[Stored data entries]
--- Start ---

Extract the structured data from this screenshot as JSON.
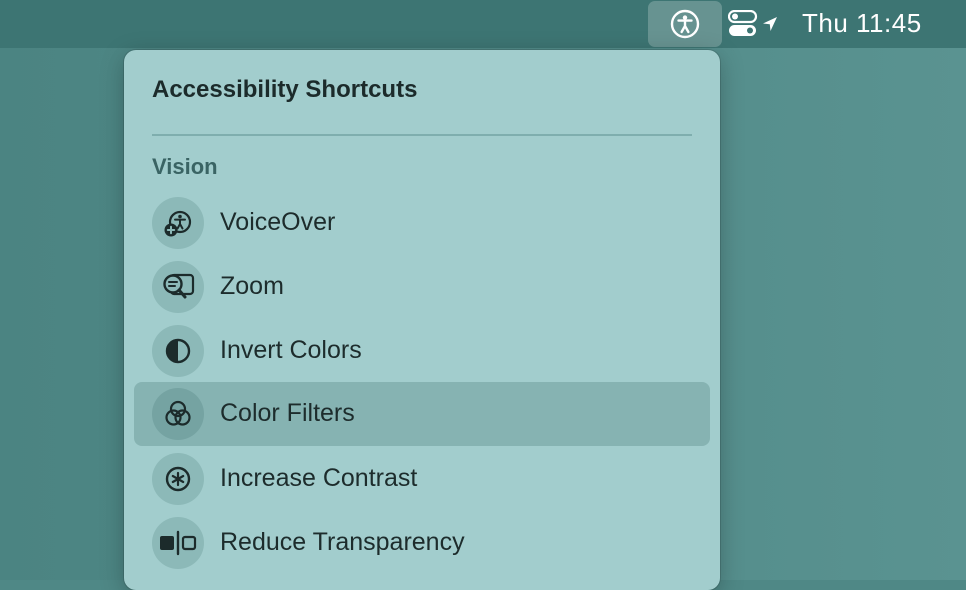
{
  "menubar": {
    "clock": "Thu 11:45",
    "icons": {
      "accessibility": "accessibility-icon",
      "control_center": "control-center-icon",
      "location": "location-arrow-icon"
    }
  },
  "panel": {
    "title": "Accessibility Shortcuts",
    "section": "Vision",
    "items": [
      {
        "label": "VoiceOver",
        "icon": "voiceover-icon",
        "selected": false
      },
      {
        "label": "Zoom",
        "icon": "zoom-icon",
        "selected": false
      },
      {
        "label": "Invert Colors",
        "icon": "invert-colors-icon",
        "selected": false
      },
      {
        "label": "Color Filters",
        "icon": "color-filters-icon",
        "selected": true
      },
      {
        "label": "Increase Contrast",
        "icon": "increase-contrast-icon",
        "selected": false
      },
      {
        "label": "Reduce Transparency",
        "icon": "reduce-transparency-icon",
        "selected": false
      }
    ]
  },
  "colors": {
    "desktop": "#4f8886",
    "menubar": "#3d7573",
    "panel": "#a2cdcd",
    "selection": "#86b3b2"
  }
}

--- End ---
--- Start ---

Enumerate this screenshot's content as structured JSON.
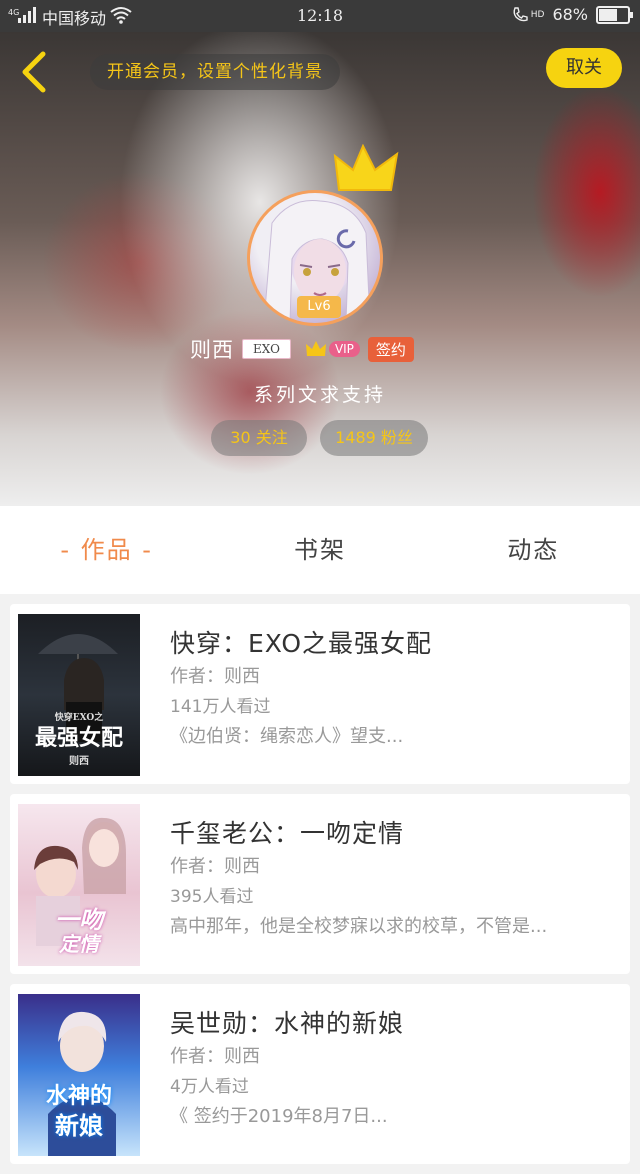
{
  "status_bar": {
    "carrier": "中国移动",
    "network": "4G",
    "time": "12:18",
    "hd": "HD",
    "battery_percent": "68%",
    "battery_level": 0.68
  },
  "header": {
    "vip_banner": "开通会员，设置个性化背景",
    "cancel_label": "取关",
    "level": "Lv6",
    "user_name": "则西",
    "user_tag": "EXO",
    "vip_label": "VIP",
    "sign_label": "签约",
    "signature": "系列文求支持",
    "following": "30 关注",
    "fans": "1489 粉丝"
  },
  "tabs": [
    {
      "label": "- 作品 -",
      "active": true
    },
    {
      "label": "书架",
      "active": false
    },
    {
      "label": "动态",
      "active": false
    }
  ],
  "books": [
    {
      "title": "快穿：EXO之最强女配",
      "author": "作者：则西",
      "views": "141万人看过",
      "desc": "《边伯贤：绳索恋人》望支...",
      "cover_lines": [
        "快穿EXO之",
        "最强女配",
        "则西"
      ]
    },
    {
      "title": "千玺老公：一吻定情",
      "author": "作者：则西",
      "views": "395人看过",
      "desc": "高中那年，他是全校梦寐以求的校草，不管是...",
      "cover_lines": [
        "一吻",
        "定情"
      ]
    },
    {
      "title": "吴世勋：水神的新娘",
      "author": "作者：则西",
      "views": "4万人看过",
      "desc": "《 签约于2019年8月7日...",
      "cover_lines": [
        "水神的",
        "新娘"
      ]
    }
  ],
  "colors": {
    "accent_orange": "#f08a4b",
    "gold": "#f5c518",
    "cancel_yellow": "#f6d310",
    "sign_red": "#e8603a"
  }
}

--- End ---
--- Start ---

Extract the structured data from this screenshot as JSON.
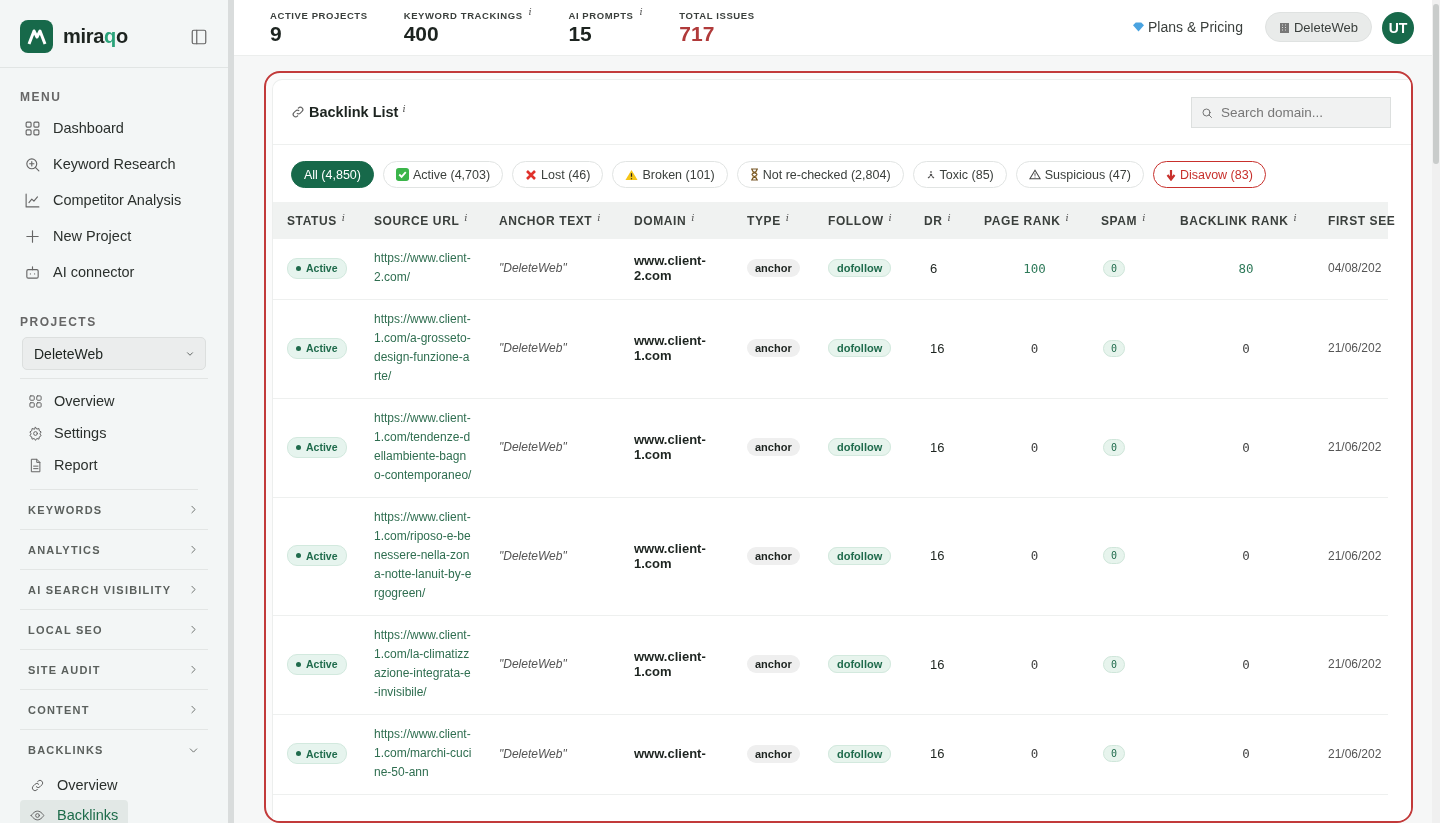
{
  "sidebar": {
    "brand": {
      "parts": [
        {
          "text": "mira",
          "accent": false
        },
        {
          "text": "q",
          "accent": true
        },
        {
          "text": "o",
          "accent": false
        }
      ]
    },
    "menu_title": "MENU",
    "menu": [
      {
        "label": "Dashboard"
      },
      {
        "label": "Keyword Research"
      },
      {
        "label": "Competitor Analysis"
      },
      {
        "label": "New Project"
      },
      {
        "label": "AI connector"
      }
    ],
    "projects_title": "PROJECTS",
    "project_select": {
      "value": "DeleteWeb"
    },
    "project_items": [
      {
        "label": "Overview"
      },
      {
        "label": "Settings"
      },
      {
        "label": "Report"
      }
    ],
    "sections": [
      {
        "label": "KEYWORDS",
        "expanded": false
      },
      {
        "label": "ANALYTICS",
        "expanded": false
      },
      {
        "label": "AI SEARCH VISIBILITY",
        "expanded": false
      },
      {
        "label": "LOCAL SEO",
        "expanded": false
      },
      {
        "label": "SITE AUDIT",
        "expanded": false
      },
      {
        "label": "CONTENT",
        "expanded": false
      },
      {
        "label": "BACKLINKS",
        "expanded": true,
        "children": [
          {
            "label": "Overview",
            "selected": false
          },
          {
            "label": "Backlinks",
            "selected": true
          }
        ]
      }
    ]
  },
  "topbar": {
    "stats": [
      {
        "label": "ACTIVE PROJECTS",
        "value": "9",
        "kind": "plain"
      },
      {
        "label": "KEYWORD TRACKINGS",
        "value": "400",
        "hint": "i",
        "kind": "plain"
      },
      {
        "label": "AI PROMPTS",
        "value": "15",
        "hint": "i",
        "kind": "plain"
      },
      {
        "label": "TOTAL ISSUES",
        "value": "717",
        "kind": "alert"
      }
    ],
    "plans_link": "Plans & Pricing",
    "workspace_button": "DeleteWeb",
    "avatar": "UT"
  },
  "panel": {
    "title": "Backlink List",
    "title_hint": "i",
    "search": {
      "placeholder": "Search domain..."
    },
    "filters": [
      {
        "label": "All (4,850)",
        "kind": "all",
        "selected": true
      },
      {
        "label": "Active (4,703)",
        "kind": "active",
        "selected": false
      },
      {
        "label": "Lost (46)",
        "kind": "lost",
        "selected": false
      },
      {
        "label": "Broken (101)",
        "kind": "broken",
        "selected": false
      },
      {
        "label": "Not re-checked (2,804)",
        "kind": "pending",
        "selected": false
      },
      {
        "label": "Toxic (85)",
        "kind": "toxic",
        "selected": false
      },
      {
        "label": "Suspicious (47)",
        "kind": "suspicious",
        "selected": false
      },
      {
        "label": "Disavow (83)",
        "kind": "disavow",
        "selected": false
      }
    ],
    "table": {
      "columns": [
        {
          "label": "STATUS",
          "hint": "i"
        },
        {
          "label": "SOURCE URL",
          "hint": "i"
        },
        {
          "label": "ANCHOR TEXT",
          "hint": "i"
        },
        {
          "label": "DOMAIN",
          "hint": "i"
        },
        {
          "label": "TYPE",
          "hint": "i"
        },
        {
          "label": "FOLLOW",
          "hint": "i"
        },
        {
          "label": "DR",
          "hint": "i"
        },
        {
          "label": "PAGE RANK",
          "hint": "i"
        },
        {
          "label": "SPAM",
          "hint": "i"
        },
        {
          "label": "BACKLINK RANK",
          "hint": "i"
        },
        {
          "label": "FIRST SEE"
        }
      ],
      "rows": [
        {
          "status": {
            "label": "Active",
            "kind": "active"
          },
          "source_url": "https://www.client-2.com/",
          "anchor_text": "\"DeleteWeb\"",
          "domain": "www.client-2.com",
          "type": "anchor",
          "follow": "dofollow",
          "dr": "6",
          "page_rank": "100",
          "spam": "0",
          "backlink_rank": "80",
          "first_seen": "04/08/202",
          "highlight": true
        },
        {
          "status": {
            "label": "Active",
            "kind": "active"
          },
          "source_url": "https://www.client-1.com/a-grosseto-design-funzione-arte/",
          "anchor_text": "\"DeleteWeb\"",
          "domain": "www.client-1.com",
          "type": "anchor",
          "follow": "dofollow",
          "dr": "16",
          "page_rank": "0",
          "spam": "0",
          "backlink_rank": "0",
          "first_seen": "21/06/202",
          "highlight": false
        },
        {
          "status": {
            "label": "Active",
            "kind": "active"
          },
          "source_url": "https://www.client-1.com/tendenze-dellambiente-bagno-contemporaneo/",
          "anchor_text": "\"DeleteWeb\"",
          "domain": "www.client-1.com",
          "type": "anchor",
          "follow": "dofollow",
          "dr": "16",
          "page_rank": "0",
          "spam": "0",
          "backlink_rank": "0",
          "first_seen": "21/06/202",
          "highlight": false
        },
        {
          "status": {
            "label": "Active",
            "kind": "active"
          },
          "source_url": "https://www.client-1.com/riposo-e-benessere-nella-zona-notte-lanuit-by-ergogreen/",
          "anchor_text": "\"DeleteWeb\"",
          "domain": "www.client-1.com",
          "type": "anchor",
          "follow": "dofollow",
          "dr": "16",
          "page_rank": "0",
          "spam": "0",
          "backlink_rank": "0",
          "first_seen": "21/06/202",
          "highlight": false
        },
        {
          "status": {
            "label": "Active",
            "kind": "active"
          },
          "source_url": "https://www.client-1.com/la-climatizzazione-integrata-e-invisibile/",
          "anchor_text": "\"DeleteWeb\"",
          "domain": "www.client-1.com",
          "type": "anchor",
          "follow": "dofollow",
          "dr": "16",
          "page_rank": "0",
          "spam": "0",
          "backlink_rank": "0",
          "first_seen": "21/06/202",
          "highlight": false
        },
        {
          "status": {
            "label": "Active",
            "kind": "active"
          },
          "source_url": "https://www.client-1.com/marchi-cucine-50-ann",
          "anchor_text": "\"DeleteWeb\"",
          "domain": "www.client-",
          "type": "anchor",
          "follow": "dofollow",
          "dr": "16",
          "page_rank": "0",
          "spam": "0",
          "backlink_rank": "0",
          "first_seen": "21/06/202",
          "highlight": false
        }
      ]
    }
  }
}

--- End ---

#### Required work:
Copy and report every line where the word "PROJECTS" is present.

#### Solution below:
    "projects_title": "PROJECTS",
        "label": "ACTIVE PROJECTS",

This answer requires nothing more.